Select the lines of the records containing the word "structured" and list them.

Entries provided -
- - - - -

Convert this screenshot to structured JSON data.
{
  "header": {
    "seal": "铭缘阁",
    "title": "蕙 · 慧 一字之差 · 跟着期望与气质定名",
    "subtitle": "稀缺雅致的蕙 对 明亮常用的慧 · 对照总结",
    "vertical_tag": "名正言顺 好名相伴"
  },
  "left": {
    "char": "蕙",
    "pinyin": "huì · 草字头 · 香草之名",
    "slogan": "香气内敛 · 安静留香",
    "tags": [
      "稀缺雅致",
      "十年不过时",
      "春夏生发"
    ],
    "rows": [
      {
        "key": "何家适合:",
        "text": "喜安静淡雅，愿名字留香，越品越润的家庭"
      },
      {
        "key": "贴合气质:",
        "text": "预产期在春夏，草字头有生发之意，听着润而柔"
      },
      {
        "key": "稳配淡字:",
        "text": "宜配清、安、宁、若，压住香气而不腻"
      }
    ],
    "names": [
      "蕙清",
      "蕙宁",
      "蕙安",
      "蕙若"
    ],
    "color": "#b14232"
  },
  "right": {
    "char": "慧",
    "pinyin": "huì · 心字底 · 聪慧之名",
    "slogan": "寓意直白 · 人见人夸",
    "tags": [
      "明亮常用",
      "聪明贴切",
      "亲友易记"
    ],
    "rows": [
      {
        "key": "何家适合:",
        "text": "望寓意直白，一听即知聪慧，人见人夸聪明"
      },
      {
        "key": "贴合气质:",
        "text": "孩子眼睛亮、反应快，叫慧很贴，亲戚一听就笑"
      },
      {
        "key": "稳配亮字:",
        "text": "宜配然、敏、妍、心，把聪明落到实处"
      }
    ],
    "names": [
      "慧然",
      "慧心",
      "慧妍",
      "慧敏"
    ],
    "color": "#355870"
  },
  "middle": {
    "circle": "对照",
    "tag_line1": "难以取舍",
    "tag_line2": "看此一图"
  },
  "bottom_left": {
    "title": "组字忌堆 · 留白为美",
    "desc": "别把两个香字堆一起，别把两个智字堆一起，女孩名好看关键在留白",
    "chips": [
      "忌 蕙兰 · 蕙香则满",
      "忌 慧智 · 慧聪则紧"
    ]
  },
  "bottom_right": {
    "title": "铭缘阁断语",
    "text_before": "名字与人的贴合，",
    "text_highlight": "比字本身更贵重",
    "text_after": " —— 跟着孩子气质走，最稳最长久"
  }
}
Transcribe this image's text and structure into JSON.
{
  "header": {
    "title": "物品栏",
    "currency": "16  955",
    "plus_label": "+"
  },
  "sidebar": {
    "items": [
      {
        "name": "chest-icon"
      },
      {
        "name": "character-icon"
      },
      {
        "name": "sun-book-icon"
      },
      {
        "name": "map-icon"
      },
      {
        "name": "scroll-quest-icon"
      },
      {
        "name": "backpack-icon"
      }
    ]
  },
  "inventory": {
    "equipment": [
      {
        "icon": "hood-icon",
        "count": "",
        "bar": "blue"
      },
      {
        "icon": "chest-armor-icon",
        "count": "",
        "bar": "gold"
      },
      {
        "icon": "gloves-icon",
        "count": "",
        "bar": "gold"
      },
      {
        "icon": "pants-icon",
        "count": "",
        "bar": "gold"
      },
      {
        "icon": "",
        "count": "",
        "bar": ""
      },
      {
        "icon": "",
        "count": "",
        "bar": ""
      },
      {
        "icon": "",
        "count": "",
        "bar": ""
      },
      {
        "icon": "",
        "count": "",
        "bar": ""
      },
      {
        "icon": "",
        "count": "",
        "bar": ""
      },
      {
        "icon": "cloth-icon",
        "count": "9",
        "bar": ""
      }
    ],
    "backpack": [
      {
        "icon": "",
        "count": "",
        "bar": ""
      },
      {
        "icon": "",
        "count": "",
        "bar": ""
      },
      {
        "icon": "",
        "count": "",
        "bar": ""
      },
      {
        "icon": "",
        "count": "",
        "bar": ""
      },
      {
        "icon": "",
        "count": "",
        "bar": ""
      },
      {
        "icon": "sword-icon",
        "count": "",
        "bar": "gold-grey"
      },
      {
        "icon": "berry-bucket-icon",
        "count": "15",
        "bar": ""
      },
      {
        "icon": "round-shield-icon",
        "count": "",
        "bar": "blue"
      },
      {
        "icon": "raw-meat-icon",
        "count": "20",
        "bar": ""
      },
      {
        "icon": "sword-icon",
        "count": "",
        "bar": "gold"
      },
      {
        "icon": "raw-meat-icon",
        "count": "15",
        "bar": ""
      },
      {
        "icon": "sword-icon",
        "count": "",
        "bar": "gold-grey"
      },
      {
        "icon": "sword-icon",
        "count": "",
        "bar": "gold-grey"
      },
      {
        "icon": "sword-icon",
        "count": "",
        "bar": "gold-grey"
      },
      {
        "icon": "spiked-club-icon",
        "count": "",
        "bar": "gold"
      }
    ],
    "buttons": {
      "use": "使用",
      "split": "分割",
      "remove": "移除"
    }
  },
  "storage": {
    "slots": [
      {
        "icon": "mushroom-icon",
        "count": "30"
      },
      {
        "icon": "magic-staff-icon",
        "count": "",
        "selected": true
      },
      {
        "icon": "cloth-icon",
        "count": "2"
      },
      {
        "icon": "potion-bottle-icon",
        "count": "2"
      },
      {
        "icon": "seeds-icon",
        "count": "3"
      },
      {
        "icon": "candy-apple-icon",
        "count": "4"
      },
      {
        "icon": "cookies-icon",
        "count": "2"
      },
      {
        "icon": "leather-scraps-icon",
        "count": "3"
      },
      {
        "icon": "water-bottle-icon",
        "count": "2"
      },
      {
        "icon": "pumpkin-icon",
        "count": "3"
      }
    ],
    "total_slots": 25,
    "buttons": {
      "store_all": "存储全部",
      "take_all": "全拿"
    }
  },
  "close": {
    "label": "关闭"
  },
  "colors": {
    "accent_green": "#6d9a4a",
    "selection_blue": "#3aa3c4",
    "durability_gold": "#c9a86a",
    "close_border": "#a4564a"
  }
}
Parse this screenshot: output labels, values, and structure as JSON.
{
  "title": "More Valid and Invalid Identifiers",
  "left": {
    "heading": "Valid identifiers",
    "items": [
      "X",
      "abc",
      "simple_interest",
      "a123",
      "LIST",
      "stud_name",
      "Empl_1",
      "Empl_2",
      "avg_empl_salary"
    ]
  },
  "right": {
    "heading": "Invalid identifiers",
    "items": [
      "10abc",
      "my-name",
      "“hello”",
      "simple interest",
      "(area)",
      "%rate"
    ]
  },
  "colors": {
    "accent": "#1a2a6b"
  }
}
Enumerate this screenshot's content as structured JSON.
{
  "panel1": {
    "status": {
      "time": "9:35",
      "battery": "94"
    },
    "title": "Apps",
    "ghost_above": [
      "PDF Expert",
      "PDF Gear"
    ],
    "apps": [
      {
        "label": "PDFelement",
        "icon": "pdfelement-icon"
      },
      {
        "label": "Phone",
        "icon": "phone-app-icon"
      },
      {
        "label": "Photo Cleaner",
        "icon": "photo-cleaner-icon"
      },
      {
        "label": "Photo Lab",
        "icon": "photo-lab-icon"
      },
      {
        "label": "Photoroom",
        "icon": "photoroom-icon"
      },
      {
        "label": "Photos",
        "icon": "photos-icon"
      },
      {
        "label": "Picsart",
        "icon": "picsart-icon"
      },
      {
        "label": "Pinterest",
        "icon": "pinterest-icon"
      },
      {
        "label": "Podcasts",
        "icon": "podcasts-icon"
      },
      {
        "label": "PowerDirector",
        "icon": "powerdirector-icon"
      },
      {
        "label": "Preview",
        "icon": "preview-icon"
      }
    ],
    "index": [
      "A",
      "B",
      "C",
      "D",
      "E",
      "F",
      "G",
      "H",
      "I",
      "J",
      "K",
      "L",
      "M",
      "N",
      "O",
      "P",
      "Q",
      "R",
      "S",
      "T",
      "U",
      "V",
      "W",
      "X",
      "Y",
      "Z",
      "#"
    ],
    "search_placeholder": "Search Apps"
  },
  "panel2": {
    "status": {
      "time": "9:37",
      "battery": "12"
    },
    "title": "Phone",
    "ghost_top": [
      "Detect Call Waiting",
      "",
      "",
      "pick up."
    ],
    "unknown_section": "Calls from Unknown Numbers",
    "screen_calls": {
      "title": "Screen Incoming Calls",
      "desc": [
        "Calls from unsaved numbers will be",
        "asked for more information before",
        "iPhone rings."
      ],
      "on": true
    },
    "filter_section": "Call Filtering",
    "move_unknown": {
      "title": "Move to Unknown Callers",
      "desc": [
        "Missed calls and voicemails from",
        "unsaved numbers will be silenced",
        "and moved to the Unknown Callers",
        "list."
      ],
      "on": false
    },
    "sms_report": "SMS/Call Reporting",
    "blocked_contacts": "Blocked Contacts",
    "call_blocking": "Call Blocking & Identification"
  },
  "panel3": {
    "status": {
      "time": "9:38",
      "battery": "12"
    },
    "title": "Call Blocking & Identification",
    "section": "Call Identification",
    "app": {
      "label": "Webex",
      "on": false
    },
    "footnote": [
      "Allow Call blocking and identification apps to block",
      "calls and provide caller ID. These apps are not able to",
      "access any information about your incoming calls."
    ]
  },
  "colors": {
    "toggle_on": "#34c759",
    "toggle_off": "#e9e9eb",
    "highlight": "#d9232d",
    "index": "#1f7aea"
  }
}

- - - - -

Answer for this exercise -
Convert this screenshot to structured JSON data.
Enumerate this screenshot's content as structured JSON.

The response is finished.